• _Teks Sumber_
☆ ☆ ☆ ☆ ☆ ☆ ☆
Sabtu, 02 Agustus 2014

Rekomendasi UPR 2012: Tantangan Komitmen Indonesia dalam Penegakan HAM 4 Tahun ke Depan


Rekomendasi UPR 2012: Tantangan Komitmen Indonesia dalam Penegakan HAM 4 Tahun ke Depan

AHRC - KontraS (Komisi untuk Orang Hilang dan Korban Tindak Kekerasan), SETARA Institute, AHRC (Asian Human Rights Commission), ICTJ (International Center for Transitional Justice), PGI (Persekutuan Gereja Indonesia) serta Protection International (PI) menyambut baik rekomendasi hasil sidang UPR (Universal Periodic Review) yang dirilis pada 25 Mei kemarin. Sidang UPR telah meluncurkan segudang rekomendasi penting yang harus ditindaklanjuti oleh pemerintah Indonesia dalam 4 tahun ke depan dalam penegakan HAM.

Tercatat total 74 negara anggota yang berpartisipasi dalam sidang yang digelar 23 Mei 2012 tersebut telah melakukan review terhadap laporan yang disampaikan oleh pemerintah Indonesia. 27 diantaranya anggota Dewan HAM dan 47 lainnya negara-negara peninjau. Tercatat bahwa negara-negara ASEAN telah juga berpartisipasi dalam mereview kondisi HAM di Indonesia.

Terhadap rekomendasi yang diadopsi oleh kelompok kerja UPR pada sesi ke-2 ini, kami melihat sebagai rekomendasi yang cukup komprehensif untuk mengukur komitmen pemerintah Indonesia dalam penegakan HAM yang meliputi banyak isu. Dalam rilis ini kami menghilight beberapa isu yang menjadi konsern dan telah disampaikan dalam laporan versi masyarakat sipil yang telah kami submit sebelum sidang.
☆ ☆ ☆ ☆ ☆ ☆ ☆
• _Tindakan yang Diperlukan_
[1] Menurut rilis tentang rekomendasi UPR 2012, pada tanggal berapa rekomendasi hasil sidang UPR dirilis?
[2] Susun ulang paragraf dalam rilis tentang rekomendasi UPR 2012 yang diawali "Tercatat total 74 negara anggota" menjadi daftar butir yang memuat fakta-fakta utamanya.
[3] Teruskan rilis tentang rekomendasi UPR 2012 mulai dari kalimat terakhirnya.

Anotasi kotak elemen:
☆ ☆ ☆ ☆ ☆ ☆ ☆
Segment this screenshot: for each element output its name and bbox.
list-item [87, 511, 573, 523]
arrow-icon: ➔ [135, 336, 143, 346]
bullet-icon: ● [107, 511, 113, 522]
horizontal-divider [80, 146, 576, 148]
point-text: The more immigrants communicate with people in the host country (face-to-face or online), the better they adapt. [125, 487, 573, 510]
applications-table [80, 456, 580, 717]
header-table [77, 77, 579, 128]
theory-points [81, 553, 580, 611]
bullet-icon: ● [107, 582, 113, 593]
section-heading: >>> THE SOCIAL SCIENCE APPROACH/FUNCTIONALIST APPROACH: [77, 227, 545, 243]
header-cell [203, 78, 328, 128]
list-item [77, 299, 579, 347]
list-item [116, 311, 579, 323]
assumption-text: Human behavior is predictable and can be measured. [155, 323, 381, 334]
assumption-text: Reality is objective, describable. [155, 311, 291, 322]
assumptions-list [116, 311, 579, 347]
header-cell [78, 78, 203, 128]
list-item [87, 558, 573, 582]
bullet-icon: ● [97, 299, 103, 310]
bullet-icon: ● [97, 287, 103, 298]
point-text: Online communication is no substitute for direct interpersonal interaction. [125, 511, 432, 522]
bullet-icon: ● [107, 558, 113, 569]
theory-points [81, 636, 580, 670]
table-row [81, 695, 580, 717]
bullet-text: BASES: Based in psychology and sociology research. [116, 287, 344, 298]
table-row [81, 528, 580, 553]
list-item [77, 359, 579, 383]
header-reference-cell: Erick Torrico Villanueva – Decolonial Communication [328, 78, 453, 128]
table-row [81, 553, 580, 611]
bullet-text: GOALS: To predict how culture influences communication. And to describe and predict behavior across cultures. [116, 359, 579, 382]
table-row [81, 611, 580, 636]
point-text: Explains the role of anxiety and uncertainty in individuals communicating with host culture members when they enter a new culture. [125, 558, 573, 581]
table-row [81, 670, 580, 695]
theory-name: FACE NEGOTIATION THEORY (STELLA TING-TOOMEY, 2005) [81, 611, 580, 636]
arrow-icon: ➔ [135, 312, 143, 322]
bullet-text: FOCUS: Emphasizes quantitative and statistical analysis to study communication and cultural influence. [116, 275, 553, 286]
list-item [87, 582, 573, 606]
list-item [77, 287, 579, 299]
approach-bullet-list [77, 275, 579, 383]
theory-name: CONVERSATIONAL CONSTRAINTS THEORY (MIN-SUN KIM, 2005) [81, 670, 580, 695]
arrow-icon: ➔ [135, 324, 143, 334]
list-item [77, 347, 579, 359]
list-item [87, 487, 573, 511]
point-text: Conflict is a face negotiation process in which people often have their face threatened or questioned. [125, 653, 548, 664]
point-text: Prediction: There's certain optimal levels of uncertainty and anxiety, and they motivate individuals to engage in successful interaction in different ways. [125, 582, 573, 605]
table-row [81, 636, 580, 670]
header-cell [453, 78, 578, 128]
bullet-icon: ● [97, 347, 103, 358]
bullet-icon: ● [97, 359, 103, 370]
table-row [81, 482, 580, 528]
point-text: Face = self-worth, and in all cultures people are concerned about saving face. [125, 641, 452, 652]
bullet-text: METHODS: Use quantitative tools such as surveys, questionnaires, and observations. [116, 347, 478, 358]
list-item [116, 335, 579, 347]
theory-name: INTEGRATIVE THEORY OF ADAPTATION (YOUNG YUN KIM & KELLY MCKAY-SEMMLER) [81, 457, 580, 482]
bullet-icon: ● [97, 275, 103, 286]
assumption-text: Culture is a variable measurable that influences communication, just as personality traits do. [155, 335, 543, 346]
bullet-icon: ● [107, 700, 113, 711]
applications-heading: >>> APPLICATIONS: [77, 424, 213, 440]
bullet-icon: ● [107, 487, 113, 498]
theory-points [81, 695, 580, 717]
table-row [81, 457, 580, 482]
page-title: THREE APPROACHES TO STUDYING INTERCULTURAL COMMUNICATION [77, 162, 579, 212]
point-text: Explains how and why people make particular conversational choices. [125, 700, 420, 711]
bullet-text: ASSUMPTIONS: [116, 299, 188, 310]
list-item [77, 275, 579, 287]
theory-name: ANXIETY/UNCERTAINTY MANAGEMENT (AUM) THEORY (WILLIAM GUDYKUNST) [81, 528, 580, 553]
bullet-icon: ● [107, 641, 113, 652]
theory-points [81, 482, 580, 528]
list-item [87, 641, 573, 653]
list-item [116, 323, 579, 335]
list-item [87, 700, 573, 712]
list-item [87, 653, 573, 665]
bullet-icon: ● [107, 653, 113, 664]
☆ ☆ ☆ ☆ ☆ ☆ ☆
• _Hasil Keluaran_
[1] Pada 25 Mei.

[2]
- Sidang UPR digelar pada 23 Mei 2012.
- Sebanyak 74 negara anggota me-review laporan pemerintah Indonesia, terdiri atas 27 anggota Dewan HAM dan 47 negara peninjau.
- Negara-negara ASEAN turut me-review kondisi HAM di Indonesia.

[3]
Pertama, rekomendasi banyak menggarisbawahi beberapa agenda yang sudah termaktub di dalam Rencana Aksi Nasional (Ranham 2011-2014) diantaranya menyangkut ratifikasi beberapa instrumen internasional yang tersendat. Sebut saja ratifikasi Rome Statue ICC serta OPCAT yang sudah masuk dalam Ranham periode tahun sebelumnya serta masuk dalam rekomendasi UPR pada sesi pertama 2004-2011. Namun, hingga masuk pada review UPR kedua kemarin dua instrument tersebut belum terlihat progress yang signifikan dan bahkan dimasukkan kembali pada Ranham berikutnya 2011-2014. Dalam rekomendasi juga disebutkan adanya pemenuhan ratifikasi Konvensi anti penghilangan Paksa.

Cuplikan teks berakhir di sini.